Records for this task:

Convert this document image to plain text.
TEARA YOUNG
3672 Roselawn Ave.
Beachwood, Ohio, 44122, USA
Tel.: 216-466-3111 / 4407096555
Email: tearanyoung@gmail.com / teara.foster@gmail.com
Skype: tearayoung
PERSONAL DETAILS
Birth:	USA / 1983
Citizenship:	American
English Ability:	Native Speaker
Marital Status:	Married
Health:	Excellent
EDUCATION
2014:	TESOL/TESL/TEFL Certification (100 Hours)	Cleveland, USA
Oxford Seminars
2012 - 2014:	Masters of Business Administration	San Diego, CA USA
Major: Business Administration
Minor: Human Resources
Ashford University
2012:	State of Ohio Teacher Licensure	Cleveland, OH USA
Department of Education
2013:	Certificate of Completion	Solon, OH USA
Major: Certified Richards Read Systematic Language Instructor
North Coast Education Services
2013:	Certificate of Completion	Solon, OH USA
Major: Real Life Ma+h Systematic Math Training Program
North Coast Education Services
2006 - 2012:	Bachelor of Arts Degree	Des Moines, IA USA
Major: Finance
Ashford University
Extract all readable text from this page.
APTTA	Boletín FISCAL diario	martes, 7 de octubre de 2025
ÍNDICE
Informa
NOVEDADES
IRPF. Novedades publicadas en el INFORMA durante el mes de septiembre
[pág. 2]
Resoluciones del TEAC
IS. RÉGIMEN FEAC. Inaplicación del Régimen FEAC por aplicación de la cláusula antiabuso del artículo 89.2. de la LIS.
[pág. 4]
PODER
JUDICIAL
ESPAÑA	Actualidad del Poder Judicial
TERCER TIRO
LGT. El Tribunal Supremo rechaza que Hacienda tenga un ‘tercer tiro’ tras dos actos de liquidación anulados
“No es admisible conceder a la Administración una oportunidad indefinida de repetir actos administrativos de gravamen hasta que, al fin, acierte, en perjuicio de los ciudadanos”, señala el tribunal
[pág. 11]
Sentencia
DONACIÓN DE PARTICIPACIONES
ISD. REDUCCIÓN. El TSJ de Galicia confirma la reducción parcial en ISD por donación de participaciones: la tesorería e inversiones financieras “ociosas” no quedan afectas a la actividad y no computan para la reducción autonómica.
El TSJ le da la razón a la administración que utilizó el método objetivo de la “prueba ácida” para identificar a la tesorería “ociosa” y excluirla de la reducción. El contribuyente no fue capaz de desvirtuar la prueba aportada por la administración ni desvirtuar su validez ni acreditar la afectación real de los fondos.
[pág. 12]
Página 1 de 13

Work instructions: Take each line of the material that contains the word "Systematic" and list it.

Exercise answer:
Major: Certified Richards Read Systematic Language Instructor
Major: Real Life Ma+h Systematic Math Training Program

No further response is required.